#### Aufgaben
1: Wie lässt sich der Forenausschnitt in zwei Sätzen zusammenfassen?
2: Ändere im Forenausschnitt die Stelle von „Wer sich auf“ bis „eigene Nase fassen.“ ab, indem du „Fangberichten“ durch „Angelberichten“ ersetzt, und gib sie wieder.
3: Was erwartet Norbi laut Meeresangler_Schwerin im Forenausschnitt bei der nächsten Beleidigung?

#### Textauszug

══════════════════════════════

Pöbel hier bitte nicht andere Leute voll! Was sind denn das für Manieren?
Die ursprüngliche Frage von HansguckindieLuft war doch recht sachlich und vorsichtig gestellt, finde ich. Und ist doch durchaus legitim. Was daraus dann aber gemacht wurde... naja #d 

Kann mal bitte ein Mod einschreiten und diese Beleidigung entfernen?


----------



## kiepenangler (26. Februar 2006)

*AW: Schnelle Boote, große Dorsche*



			
				Zopenhunter schrieb:
			
		

> Kann mal bitte ein Mod einschreiten und diese Beleidigung entfernen?


könntest du hier mal bitte lieber was zum thema schreiben!


----------



## Zopenhunter (26. Februar 2006)

*AW: Schnelle Boote, große Dorsche*



			
				kiepenangler schrieb:
			
		

> könntest du hier mal bitte lieber was zum thema schreiben!



Klar: Wunderschöne Dorsche, tolles Boot, Petri Heil! :g


----------



## Das_Lo (26. Februar 2006)

*AW: Schnelle Boote, große Dorsche*

Das hier immer die Threads kaputt genörgelt werden, ist das Langeweile?!
Diskussionen solcher Art langweilen. Man muss mal was sagen dürfen (Kritik) aber alles danach stinkt!


----------



## HansguckindieLuft (26. Februar 2006)

*AW: Schnelle Boote, große Dorsche*

Es tut mir Leid ich kann nicht verstehen warum ich als Sack oder sonstwas bezeichnet werde.
Meine Frage ist sachlich gestellt und berechtigt. Fische sind nun mal eben nicht nur totzuknüppeln sondern auch abzustechen. So stehts im Gesetz und ich halte mich daran.
Wenn ihr meint, daß wäre Schwachsinn und ihr machts anders, bitte, aber es macht die Sache nicht besser.
Wer sich auf die Fahne schreibt ein guter Angler zu sein und naturbewusst zu Fischen, der möge sich doch bitte an rudimentäre Praktiken halten.


----------



## Meeresangler_Schwerin (26. Februar 2006)

*AW: Schnelle Boote, große Dorsche*

Moin,
warum muß ein Mod immer bei Fangberichten mit Fotos eingreifen? Kann ich echt nicht nachvollziehen. Die Frage vom Hansguckindieluft war doch eine ganz normale. Warum muß man da so angefressen reagieren? Eine eben so normale Antwort hätte es auch getan denke ich. Jeder der hier rumnörgelt sollte sich immer erst mal an die eigene Nase fassen.
Und Norbi gebe ich den Tip die Boardregeln noch mal durchzulesen den Abschnitt wo persönliche Beleidigungen untersagt sind hat er wohl nicht gelesen.
@Norbi, bei der nächsten Beleidigung gibs ne Verwarnung. Auch halte ich eine Entschuldigung für angebracht.

══════════════════════════════

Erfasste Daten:

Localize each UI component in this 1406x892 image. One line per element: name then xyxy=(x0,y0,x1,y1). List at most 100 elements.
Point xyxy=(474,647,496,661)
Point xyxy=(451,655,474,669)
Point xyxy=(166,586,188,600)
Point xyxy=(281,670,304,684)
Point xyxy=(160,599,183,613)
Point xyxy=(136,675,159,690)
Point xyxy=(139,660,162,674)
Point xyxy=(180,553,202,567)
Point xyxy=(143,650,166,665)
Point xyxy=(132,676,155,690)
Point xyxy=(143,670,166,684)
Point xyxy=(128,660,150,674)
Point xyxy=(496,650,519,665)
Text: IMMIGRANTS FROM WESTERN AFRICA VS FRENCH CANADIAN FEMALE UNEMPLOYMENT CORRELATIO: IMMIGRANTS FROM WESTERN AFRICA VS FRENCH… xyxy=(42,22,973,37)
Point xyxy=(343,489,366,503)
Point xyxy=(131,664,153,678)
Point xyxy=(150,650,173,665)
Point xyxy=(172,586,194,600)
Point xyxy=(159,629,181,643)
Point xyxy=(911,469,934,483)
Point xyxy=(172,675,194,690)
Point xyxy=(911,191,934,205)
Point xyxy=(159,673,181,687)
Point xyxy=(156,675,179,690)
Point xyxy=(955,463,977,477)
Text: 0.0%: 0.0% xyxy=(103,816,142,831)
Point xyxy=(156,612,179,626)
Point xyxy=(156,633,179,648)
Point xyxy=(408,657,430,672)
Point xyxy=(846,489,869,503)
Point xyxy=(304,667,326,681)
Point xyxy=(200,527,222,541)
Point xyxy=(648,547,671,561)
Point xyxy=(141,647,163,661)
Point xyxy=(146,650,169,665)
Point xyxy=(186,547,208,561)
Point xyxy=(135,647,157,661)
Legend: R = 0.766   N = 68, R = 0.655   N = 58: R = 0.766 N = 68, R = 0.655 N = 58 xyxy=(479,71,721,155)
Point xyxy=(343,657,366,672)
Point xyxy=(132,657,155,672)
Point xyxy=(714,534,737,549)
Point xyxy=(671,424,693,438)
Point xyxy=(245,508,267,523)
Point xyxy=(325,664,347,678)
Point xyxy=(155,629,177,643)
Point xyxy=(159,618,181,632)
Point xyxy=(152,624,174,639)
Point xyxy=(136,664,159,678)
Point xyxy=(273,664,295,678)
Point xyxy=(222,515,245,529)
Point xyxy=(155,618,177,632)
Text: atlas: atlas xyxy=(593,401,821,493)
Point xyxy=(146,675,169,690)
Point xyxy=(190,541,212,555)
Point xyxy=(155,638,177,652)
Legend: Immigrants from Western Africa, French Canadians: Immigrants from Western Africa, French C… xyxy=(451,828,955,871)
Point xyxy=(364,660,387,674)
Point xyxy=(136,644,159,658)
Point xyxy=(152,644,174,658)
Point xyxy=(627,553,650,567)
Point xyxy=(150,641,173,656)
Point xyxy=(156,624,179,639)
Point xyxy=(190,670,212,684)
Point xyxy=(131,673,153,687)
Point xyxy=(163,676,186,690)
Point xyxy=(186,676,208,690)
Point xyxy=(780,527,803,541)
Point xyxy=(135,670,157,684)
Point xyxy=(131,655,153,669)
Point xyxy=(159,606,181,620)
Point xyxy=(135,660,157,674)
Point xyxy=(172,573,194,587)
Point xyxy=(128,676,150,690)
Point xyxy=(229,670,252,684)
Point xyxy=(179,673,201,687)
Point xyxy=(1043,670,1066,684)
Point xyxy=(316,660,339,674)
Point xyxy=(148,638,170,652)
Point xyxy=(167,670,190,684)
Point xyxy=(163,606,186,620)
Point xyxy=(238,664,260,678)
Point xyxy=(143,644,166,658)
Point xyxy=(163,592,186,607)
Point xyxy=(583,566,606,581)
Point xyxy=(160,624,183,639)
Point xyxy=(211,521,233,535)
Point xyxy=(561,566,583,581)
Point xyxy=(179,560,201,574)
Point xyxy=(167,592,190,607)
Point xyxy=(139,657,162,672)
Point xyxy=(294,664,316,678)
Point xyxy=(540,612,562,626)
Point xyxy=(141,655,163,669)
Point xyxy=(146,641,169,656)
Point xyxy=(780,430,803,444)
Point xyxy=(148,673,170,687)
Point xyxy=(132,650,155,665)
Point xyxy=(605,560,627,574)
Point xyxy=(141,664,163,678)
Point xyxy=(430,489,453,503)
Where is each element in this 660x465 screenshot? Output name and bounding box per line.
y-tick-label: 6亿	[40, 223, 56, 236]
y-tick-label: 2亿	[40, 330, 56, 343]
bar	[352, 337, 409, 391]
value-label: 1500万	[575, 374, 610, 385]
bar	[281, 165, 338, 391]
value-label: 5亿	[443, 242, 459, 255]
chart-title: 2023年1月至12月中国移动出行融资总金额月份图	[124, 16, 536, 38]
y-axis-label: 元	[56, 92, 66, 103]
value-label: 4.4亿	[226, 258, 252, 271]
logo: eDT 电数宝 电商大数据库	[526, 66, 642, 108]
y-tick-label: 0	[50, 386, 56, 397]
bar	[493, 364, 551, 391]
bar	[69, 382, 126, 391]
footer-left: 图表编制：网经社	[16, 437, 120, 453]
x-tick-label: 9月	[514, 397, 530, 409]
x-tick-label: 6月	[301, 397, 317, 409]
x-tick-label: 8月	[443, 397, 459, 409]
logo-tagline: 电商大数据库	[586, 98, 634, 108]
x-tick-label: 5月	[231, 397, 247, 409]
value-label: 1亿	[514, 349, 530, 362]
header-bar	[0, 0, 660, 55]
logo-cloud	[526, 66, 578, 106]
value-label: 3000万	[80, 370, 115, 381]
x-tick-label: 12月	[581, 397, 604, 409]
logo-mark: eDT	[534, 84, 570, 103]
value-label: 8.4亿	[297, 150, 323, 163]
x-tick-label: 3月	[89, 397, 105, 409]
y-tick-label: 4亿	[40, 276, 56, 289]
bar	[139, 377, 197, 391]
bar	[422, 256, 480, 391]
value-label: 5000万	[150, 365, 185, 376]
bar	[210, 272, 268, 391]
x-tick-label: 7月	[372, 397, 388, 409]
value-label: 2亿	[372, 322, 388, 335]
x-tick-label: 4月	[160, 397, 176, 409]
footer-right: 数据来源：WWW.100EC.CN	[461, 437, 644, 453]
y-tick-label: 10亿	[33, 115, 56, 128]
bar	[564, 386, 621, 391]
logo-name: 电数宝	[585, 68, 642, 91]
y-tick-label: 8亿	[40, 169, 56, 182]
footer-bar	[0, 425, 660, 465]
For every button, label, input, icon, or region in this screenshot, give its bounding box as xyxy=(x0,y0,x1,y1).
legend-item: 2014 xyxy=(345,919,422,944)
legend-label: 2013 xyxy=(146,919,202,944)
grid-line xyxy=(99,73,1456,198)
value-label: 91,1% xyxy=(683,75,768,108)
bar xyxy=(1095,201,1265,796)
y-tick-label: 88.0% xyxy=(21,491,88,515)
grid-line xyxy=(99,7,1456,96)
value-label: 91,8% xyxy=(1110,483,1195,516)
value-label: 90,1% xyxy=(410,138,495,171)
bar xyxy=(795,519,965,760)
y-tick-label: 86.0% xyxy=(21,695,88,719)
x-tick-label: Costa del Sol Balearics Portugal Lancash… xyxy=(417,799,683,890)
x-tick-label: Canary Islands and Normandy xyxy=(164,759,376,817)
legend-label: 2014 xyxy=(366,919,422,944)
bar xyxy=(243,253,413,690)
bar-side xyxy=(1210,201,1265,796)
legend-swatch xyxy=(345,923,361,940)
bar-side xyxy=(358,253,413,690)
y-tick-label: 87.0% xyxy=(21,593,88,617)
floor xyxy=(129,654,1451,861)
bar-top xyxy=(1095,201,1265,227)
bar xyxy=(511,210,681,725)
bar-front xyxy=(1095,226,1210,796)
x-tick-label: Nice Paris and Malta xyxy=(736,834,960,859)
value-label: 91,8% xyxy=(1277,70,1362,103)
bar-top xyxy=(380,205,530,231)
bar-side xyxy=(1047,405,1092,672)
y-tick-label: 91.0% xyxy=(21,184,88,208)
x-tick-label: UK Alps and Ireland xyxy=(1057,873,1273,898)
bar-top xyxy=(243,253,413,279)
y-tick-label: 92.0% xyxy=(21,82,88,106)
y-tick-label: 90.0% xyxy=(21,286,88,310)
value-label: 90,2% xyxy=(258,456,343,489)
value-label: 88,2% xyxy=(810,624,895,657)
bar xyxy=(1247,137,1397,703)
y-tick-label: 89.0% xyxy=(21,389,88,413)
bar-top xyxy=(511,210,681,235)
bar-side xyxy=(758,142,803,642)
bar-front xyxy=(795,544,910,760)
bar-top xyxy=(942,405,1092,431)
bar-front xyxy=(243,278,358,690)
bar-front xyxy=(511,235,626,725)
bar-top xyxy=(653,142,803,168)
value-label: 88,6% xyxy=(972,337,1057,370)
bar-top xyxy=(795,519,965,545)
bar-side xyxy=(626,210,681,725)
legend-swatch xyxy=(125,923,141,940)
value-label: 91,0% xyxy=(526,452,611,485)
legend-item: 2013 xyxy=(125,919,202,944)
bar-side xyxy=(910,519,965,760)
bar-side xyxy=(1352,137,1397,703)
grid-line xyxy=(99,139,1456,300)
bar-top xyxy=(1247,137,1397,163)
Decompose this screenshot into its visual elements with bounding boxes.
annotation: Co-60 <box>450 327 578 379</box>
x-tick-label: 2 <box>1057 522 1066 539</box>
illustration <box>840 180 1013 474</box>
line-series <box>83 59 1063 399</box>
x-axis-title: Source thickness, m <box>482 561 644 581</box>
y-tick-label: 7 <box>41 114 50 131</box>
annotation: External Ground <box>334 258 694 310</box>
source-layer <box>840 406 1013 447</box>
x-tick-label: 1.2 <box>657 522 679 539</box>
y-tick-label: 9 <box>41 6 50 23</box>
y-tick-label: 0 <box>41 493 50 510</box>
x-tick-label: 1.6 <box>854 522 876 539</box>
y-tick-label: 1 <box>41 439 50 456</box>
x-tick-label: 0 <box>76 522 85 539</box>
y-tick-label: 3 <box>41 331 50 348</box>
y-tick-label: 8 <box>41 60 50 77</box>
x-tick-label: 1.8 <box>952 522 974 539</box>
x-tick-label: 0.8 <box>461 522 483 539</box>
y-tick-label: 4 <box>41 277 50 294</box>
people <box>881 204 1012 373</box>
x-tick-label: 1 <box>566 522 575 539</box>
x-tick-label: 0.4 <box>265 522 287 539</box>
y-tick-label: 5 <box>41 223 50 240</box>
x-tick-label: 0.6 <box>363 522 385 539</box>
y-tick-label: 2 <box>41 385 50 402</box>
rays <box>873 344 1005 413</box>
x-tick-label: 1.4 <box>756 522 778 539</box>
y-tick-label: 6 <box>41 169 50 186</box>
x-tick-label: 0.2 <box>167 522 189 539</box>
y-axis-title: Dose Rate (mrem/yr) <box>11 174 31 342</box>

══════════════════════════════

#### Lösungen der Reihe
1: Im Forenausschnitt „Schnelle Boote, große Dorsche“ wird darüber gestritten, dass HansguckindieLuft nach einer sachlichen Frage als „Sack“ bezeichnet wurde, und Zopenhunter bittet einen Mod, die Beleidigung zu entfernen. HansguckindieLuft betont, dass Fische laut Gesetz auch abzustechen seien, und Meeresangler_Schwerin kündigt Norbi bei der nächsten Beleidigung eine Verwarnung an.

2:
Wer sich auf die Fahne schreibt ein guter Angler zu sein und naturbewusst zu Fischen, der möge sich doch bitte an rudimentäre Praktiken halten.


----------



## Meeresangler_Schwerin (26. Februar 2006)

*AW: Schnelle Boote, große Dorsche*

Moin,
warum muß ein Mod immer bei Angelberichten mit Fotos eingreifen? Kann ich echt nicht nachvollziehen. Die Frage vom Hansguckindieluft war doch eine ganz normale. Warum muß man da so angefressen reagieren? Eine eben so normale Antwort hätte es auch getan denke ich. Jeder der hier rumnörgelt sollte sich immer erst mal an die eigene Nase fassen.

3: Eine Verwarnung.